Every line below must come back exactly as it stands, with the images omitted.

..............................

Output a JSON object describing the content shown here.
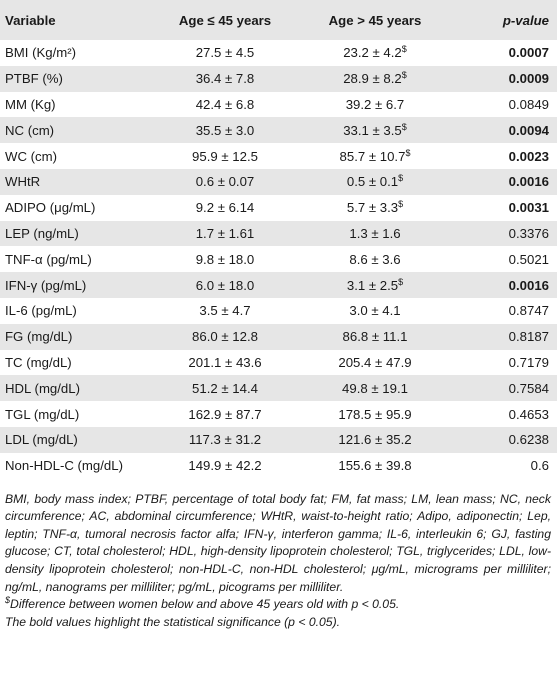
{
  "table": {
    "headers": [
      "Variable",
      "Age ≤ 45 years",
      "Age > 45 years",
      "p-value"
    ],
    "rows": [
      {
        "variable": "BMI (Kg/m²)",
        "young": "27.5 ± 4.5",
        "old": "23.2 ± 4.2",
        "mark": "$",
        "p": "0.0007",
        "significant": true
      },
      {
        "variable": "PTBF (%)",
        "young": "36.4 ± 7.8",
        "old": "28.9 ± 8.2",
        "mark": "$",
        "p": "0.0009",
        "significant": true
      },
      {
        "variable": "MM (Kg)",
        "young": "42.4 ± 6.8",
        "old": "39.2 ± 6.7",
        "mark": "",
        "p": "0.0849",
        "significant": false
      },
      {
        "variable": "NC (cm)",
        "young": "35.5 ± 3.0",
        "old": "33.1 ± 3.5",
        "mark": "$",
        "p": "0.0094",
        "significant": true
      },
      {
        "variable": "WC (cm)",
        "young": "95.9 ± 12.5",
        "old": "85.7 ± 10.7",
        "mark": "$",
        "p": "0.0023",
        "significant": true
      },
      {
        "variable": "WHtR",
        "young": "0.6 ± 0.07",
        "old": "0.5 ± 0.1",
        "mark": "$",
        "p": "0.0016",
        "significant": true
      },
      {
        "variable": "ADIPO (μg/mL)",
        "young": "9.2 ± 6.14",
        "old": "5.7 ± 3.3",
        "mark": "$",
        "p": "0.0031",
        "significant": true
      },
      {
        "variable": "LEP (ng/mL)",
        "young": "1.7 ± 1.61",
        "old": "1.3 ± 1.6",
        "mark": "",
        "p": "0.3376",
        "significant": false
      },
      {
        "variable": "TNF-α (pg/mL)",
        "young": "9.8 ± 18.0",
        "old": "8.6 ± 3.6",
        "mark": "",
        "p": "0.5021",
        "significant": false
      },
      {
        "variable": "IFN-γ (pg/mL)",
        "young": "6.0 ± 18.0",
        "old": "3.1 ± 2.5",
        "mark": "$",
        "p": "0.0016",
        "significant": true
      },
      {
        "variable": "IL-6 (pg/mL)",
        "young": "3.5 ± 4.7",
        "old": "3.0 ± 4.1",
        "mark": "",
        "p": "0.8747",
        "significant": false
      },
      {
        "variable": "FG (mg/dL)",
        "young": "86.0 ± 12.8",
        "old": "86.8 ± 11.1",
        "mark": "",
        "p": "0.8187",
        "significant": false
      },
      {
        "variable": "TC (mg/dL)",
        "young": "201.1 ± 43.6",
        "old": "205.4 ± 47.9",
        "mark": "",
        "p": "0.7179",
        "significant": false
      },
      {
        "variable": "HDL (mg/dL)",
        "young": "51.2 ± 14.4",
        "old": "49.8 ± 19.1",
        "mark": "",
        "p": "0.7584",
        "significant": false
      },
      {
        "variable": "TGL (mg/dL)",
        "young": "162.9 ± 87.7",
        "old": "178.5 ± 95.9",
        "mark": "",
        "p": "0.4653",
        "significant": false
      },
      {
        "variable": "LDL (mg/dL)",
        "young": "117.3 ± 31.2",
        "old": "121.6 ± 35.2",
        "mark": "",
        "p": "0.6238",
        "significant": false
      },
      {
        "variable": "Non-HDL-C (mg/dL)",
        "young": "149.9 ± 42.2",
        "old": "155.6 ± 39.8",
        "mark": "",
        "p": "0.6",
        "significant": false
      }
    ]
  },
  "notes": {
    "abbreviations": "BMI, body mass index; PTBF, percentage of total body fat; FM, fat mass; LM, lean mass; NC, neck circumference; AC, abdominal circumference; WHtR, waist-to-height ratio; Adipo, adiponectin; Lep, leptin; TNF-α, tumoral necrosis factor alfa; IFN-γ, interferon gamma; IL-6, interleukin 6; GJ, fasting glucose; CT, total cholesterol; HDL, high-density lipoprotein cholesterol; TGL, triglycerides; LDL, low-density lipoprotein cholesterol; non-HDL-C, non-HDL cholesterol; μg/mL, micrograms per milliliter; ng/mL, nanograms per milliliter; pg/mL, picograms per milliliter.",
    "dollar_mark": "$",
    "dollar_note": "Difference between women below and above 45 years old with p < 0.05.",
    "bold_note": "The bold values highlight the statistical significance (p < 0.05)."
  }
}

..............................

▶ **Exercise solution**:
Output a JSON object describing the content shown here.
{
  "table": {
    "headers": [
      "Variable",
      "Age ≤ 45 years",
      "Age > 45 years",
      "p-value"
    ],
    "rows": [
      {
        "variable": "BMI (Kg/m²)",
        "young": "27.5 ± 4.5",
        "old": "23.2 ± 4.2",
        "mark": "$",
        "p": "0.0007",
        "significant": true
      },
      {
        "variable": "PTBF (%)",
        "young": "36.4 ± 7.8",
        "old": "28.9 ± 8.2",
        "mark": "$",
        "p": "0.0009",
        "significant": true
      },
      {
        "variable": "MM (Kg)",
        "young": "42.4 ± 6.8",
        "old": "39.2 ± 6.7",
        "mark": "",
        "p": "0.0849",
        "significant": false
      },
      {
        "variable": "NC (cm)",
        "young": "35.5 ± 3.0",
        "old": "33.1 ± 3.5",
        "mark": "$",
        "p": "0.0094",
        "significant": true
      },
      {
        "variable": "WC (cm)",
        "young": "95.9 ± 12.5",
        "old": "85.7 ± 10.7",
        "mark": "$",
        "p": "0.0023",
        "significant": true
      },
      {
        "variable": "WHtR",
        "young": "0.6 ± 0.07",
        "old": "0.5 ± 0.1",
        "mark": "$",
        "p": "0.0016",
        "significant": true
      },
      {
        "variable": "ADIPO (μg/mL)",
        "young": "9.2 ± 6.14",
        "old": "5.7 ± 3.3",
        "mark": "$",
        "p": "0.0031",
        "significant": true
      },
      {
        "variable": "LEP (ng/mL)",
        "young": "1.7 ± 1.61",
        "old": "1.3 ± 1.6",
        "mark": "",
        "p": "0.3376",
        "significant": false
      },
      {
        "variable": "TNF-α (pg/mL)",
        "young": "9.8 ± 18.0",
        "old": "8.6 ± 3.6",
        "mark": "",
        "p": "0.5021",
        "significant": false
      },
      {
        "variable": "IFN-γ (pg/mL)",
        "young": "6.0 ± 18.0",
        "old": "3.1 ± 2.5",
        "mark": "$",
        "p": "0.0016",
        "significant": true
      },
      {
        "variable": "IL-6 (pg/mL)",
        "young": "3.5 ± 4.7",
        "old": "3.0 ± 4.1",
        "mark": "",
        "p": "0.8747",
        "significant": false
      },
      {
        "variable": "FG (mg/dL)",
        "young": "86.0 ± 12.8",
        "old": "86.8 ± 11.1",
        "mark": "",
        "p": "0.8187",
        "significant": false
      },
      {
        "variable": "TC (mg/dL)",
        "young": "201.1 ± 43.6",
        "old": "205.4 ± 47.9",
        "mark": "",
        "p": "0.7179",
        "significant": false
      },
      {
        "variable": "HDL (mg/dL)",
        "young": "51.2 ± 14.4",
        "old": "49.8 ± 19.1",
        "mark": "",
        "p": "0.7584",
        "significant": false
      },
      {
        "variable": "TGL (mg/dL)",
        "young": "162.9 ± 87.7",
        "old": "178.5 ± 95.9",
        "mark": "",
        "p": "0.4653",
        "significant": false
      },
      {
        "variable": "LDL (mg/dL)",
        "young": "117.3 ± 31.2",
        "old": "121.6 ± 35.2",
        "mark": "",
        "p": "0.6238",
        "significant": false
      },
      {
        "variable": "Non-HDL-C (mg/dL)",
        "young": "149.9 ± 42.2",
        "old": "155.6 ± 39.8",
        "mark": "",
        "p": "0.6",
        "significant": false
      }
    ]
  },
  "notes": {
    "abbreviations": "BMI, body mass index; PTBF, percentage of total body fat; FM, fat mass; LM, lean mass; NC, neck circumference; AC, abdominal circumference; WHtR, waist-to-height ratio; Adipo, adiponectin; Lep, leptin; TNF-α, tumoral necrosis factor alfa; IFN-γ, interferon gamma; IL-6, interleukin 6; GJ, fasting glucose; CT, total cholesterol; HDL, high-density lipoprotein cholesterol; TGL, triglycerides; LDL, low-density lipoprotein cholesterol; non-HDL-C, non-HDL cholesterol; μg/mL, micrograms per milliliter; ng/mL, nanograms per milliliter; pg/mL, picograms per milliliter.",
    "dollar_mark": "$",
    "dollar_note": "Difference between women below and above 45 years old with p < 0.05.",
    "bold_note": "The bold values highlight the statistical significance (p < 0.05)."
  }
}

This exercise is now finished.